* _Do this_
Determine the number of lines in these entries that hold the word "token". Give the number and nothing more.

Saved entries:
------------------------------------

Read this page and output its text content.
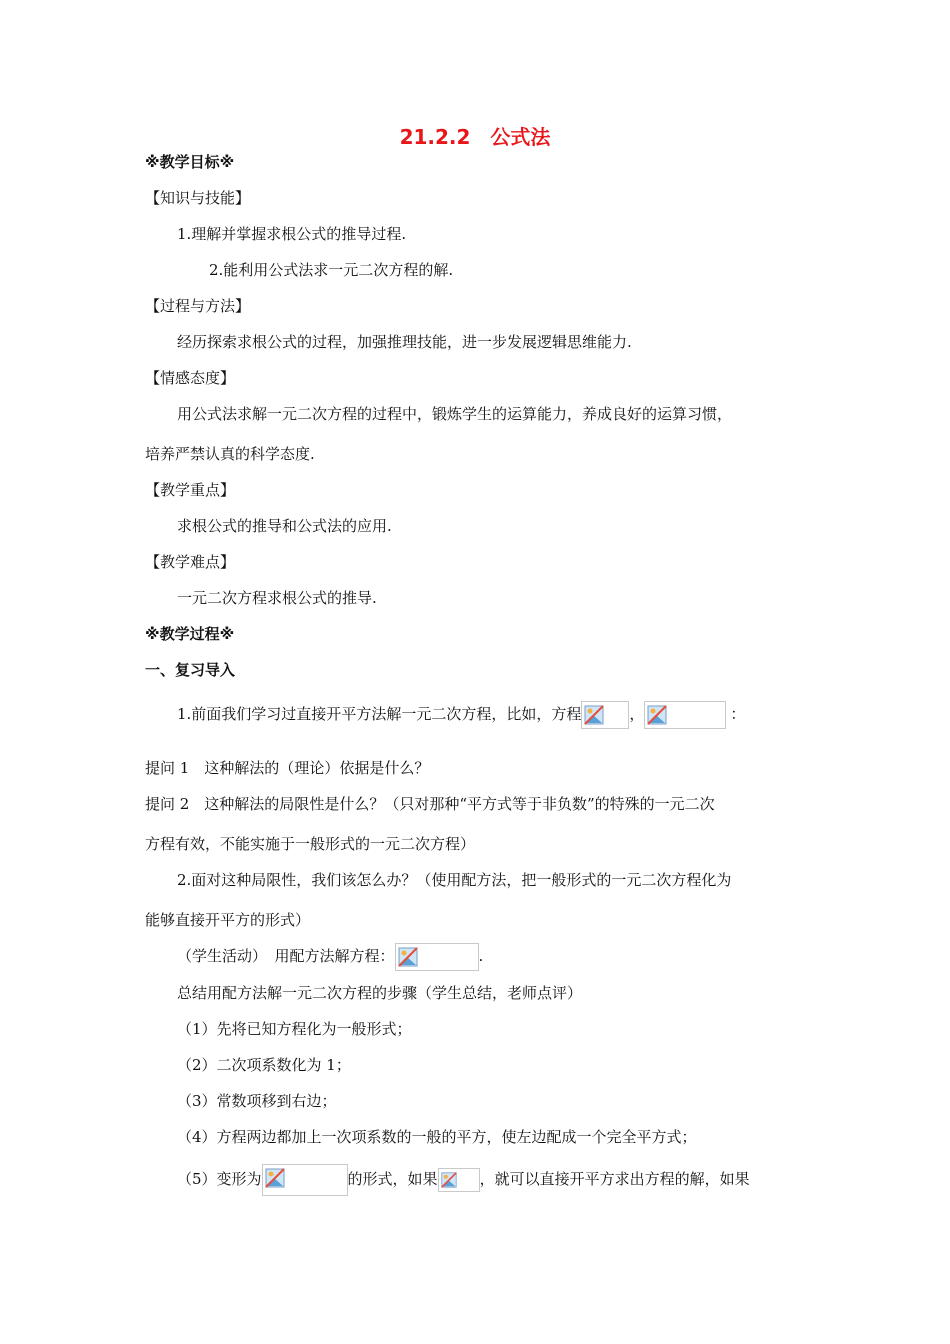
21.2.2　公式法
※教学目标※
【知识与技能】
1.理解并掌握求根公式的推导过程.
2.能利用公式法求一元二次方程的解.
【过程与方法】
经历探索求根公式的过程，加强推理技能，进一步发展逻辑思维能力.
【情感态度】
用公式法求解一元二次方程的过程中，锻炼学生的运算能力，养成良好的运算习惯，
培养严禁认真的科学态度.
【教学重点】
求根公式的推导和公式法的应用.
【教学难点】
一元二次方程求根公式的推导.
※教学过程※
一、复习导入
1.前面我们学习过直接开平方法解一元二次方程，比如，方程	，	：
提问 1　这种解法的（理论）依据是什么？
提问 2　这种解法的局限性是什么？（只对那种“平方式等于非负数”的特殊的一元二次
方程有效，不能实施于一般形式的一元二次方程）
2.面对这种局限性，我们该怎么办？（使用配方法，把一般形式的一元二次方程化为
能够直接开平方的形式）
（学生活动）　用配方法解方程：	.
总结用配方法解一元二次方程的步骤（学生总结，老师点评）
（1）先将已知方程化为一般形式；
（2）二次项系数化为 1；
（3）常数项移到右边；
（4）方程两边都加上一次项系数的一般的平方，使左边配成一个完全平方式；
（5）变形为	的形式，如果	，就可以直接开平方求出方程的解，如果
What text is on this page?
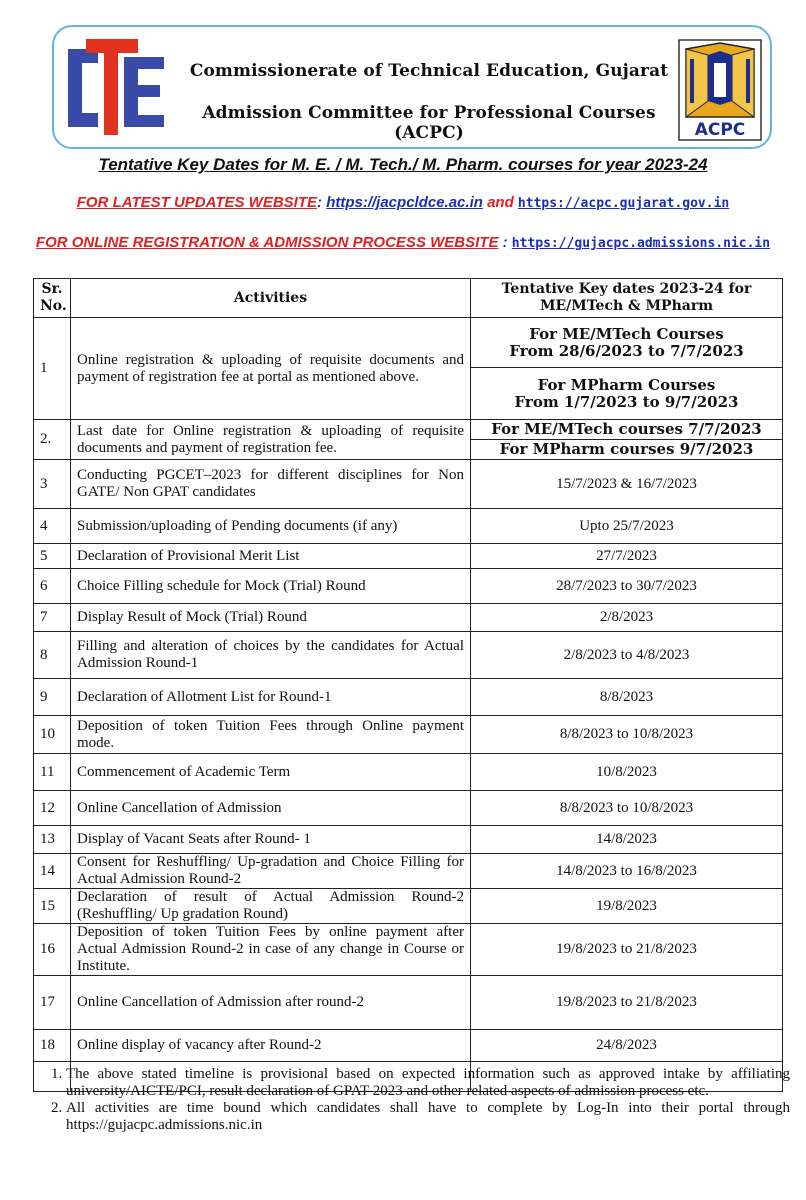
CTE
Commissionerate of Technical Education, Gujarat
Admission Committee for Professional Courses (ACPC)	ACPC
Tentative Key Dates for M. E. / M. Tech./ M. Pharm. courses for year 2023-24
FOR LATEST UPDATES WEBSITE: https://jacpcldce.ac.in and https://acpc.gujarat.gov.in
FOR ONLINE REGISTRATION & ADMISSION PROCESS WEBSITE : https://gujacpc.admissions.nic.in
Sr. No.	Activities	Tentative Key dates 2023-24 for ME/MTech & MPharm
1	Online registration & uploading of requisite documents and payment of registration fee at portal as mentioned above.	For ME/MTech Courses
From 28/6/2023 to 7/7/2023

		For MPharm Courses
From 1/7/2023 to 9/7/2023

2.	Last date for Online registration & uploading of requisite documents and payment of registration fee.	For ME/MTech courses 7/7/2023
		For MPharm courses 9/7/2023
3	Conducting PGCET–2023 for different disciplines for Non GATE/ Non GPAT candidates	15/7/2023 & 16/7/2023
4	Submission/uploading of Pending documents (if any)	Upto 25/7/2023
5	Declaration of Provisional Merit List	27/7/2023
6	Choice Filling schedule for Mock (Trial) Round	28/7/2023 to 30/7/2023
7	Display Result of Mock (Trial) Round	2/8/2023
8	Filling and alteration of choices by the candidates for Actual Admission Round-1	2/8/2023 to 4/8/2023
9	Declaration of Allotment List for Round-1	8/8/2023
10	Deposition of token Tuition Fees through Online payment mode.	8/8/2023 to 10/8/2023
11	Commencement of Academic Term	10/8/2023
12	Online Cancellation of Admission	8/8/2023 to 10/8/2023
13	Display of Vacant Seats after Round- 1	14/8/2023
14	Consent for Reshuffling/ Up-gradation and Choice Filling for Actual Admission Round-2	14/8/2023 to 16/8/2023
15	Declaration of result of Actual Admission Round-2 (Reshuffling/ Up gradation Round)	19/8/2023
16	Deposition of token Tuition Fees by online payment after Actual Admission Round-2 in case of any change in Course or Institute.	19/8/2023 to 21/8/2023
17	Online Cancellation of Admission after round-2	19/8/2023 to 21/8/2023
18	Online display of vacancy after Round-2	24/8/2023

1. The above stated timeline is provisional based on expected information such as approved intake by affiliating university/AICTE/PCI, result declaration of GPAT-2023 and other related aspects of admission process etc.
2. All activities are time bound which candidates shall have to complete by Log-In into their portal through https://gujacpc.admissions.nic.in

------------------------------------

* _Full response_
2